§ Do this
Reproduce verbatim the lines from the one containing "paper-fiber: [316, 2155, 333, 2163]" through the one containing "paper-speck: [912, 1005, 915, 1008]", including both of those lines.

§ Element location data

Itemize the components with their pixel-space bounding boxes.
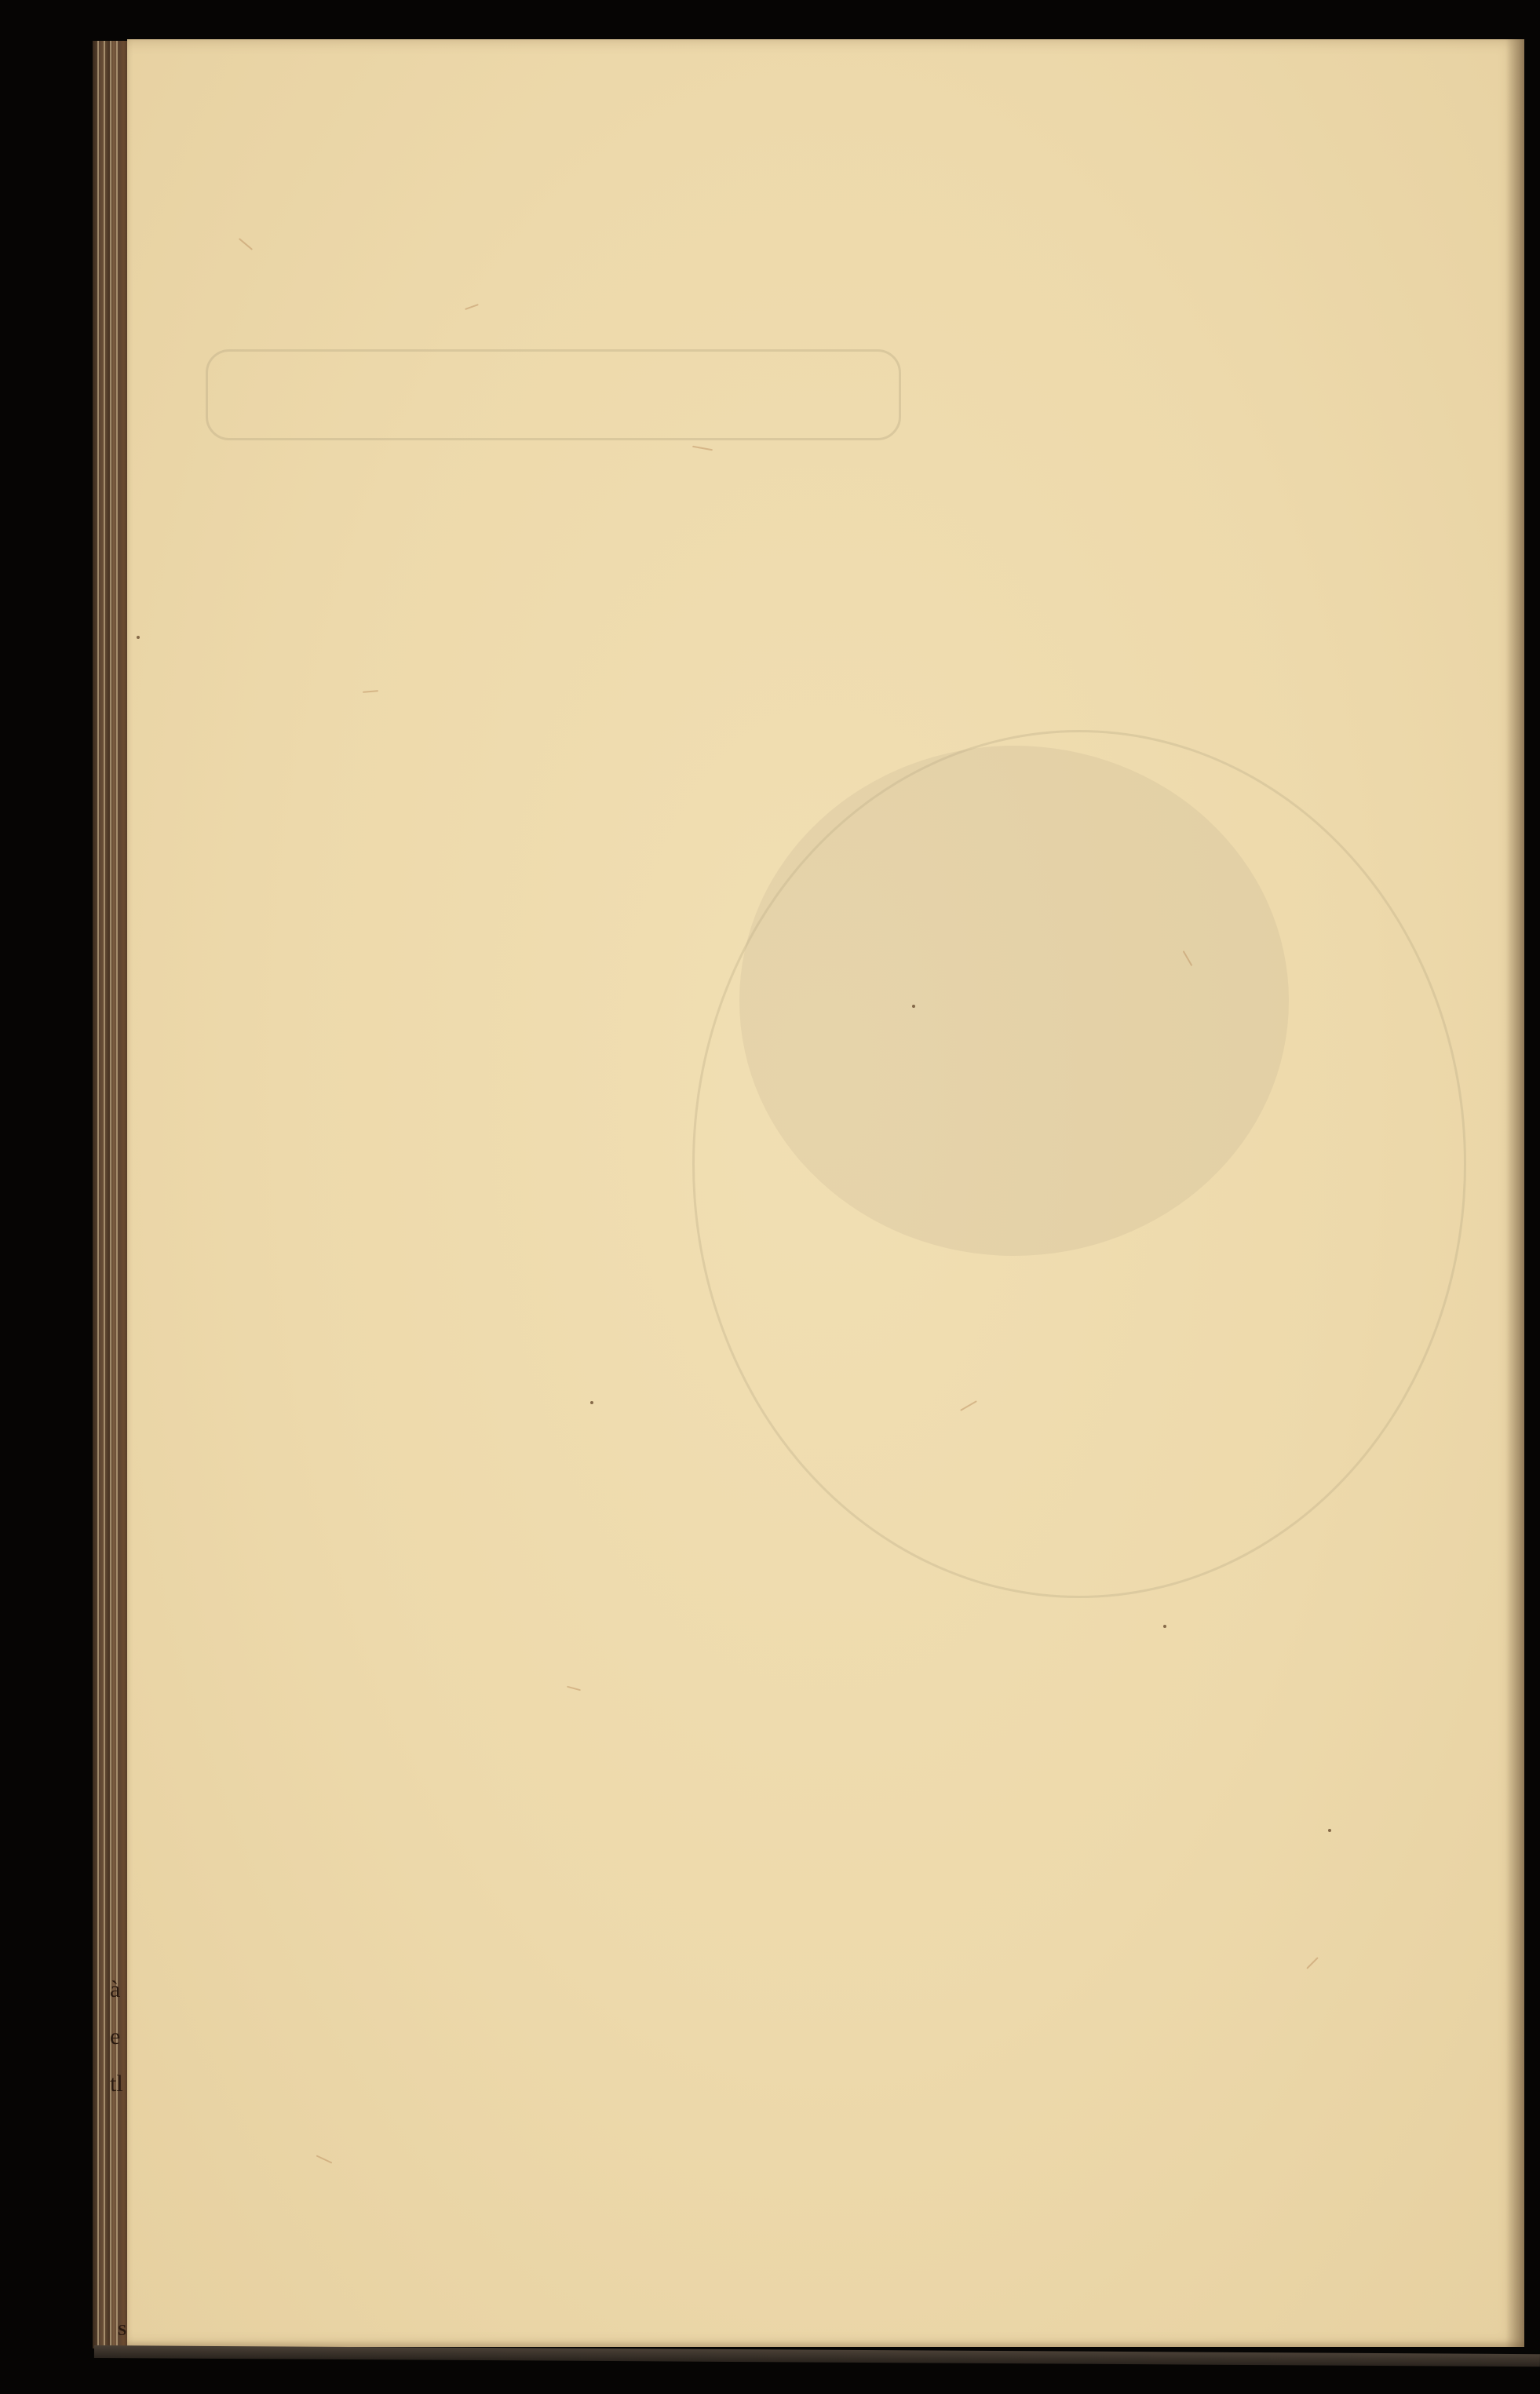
paper-fiber: [316, 2155, 333, 2163]
paper-speck: [137, 636, 140, 639]
paper-fiber: [465, 304, 479, 310]
paper-fiber: [363, 690, 378, 693]
page-edge-line: [116, 41, 118, 2348]
edge-text-fragment: e: [110, 2025, 120, 2049]
page-stack-edges: à e tl STGT: [93, 41, 129, 2348]
paper-fiber: [692, 446, 713, 451]
page-edge-line: [110, 41, 111, 2348]
edge-text-fragment: tl: [110, 2072, 123, 2096]
page-edge-line: [97, 41, 99, 2348]
page-edge-line: [104, 41, 105, 2348]
paper-speck: [1328, 1829, 1331, 1832]
page-right-shadow: [1505, 39, 1524, 2347]
paper-speck: [912, 1005, 915, 1008]
paper-fiber: [1306, 1957, 1319, 1969]
paper-fiber: [567, 1686, 581, 1691]
paper-fiber: [239, 238, 253, 250]
edge-text-fragment: à: [110, 1978, 120, 2002]
paper-speck: [590, 1401, 593, 1404]
ghost-disc-ornament: [739, 746, 1289, 1256]
book-page: [127, 39, 1524, 2347]
ghost-header-frame: [206, 349, 901, 440]
paper-speck: [1163, 1625, 1166, 1628]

§ Response to this exercise
paper-fiber: [316, 2155, 333, 2163]
paper-speck: [137, 636, 140, 639]
paper-fiber: [465, 304, 479, 310]
paper-fiber: [363, 690, 378, 693]
page-edge-line: [116, 41, 118, 2348]
edge-text-fragment: e: [110, 2025, 120, 2049]
page-stack-edges: à e tl STGT: [93, 41, 129, 2348]
paper-fiber: [692, 446, 713, 451]
page-edge-line: [110, 41, 111, 2348]
edge-text-fragment: tl: [110, 2072, 123, 2096]
page-edge-line: [97, 41, 99, 2348]
page-edge-line: [104, 41, 105, 2348]
paper-speck: [1328, 1829, 1331, 1832]
page-right-shadow: [1505, 39, 1524, 2347]
paper-speck: [912, 1005, 915, 1008]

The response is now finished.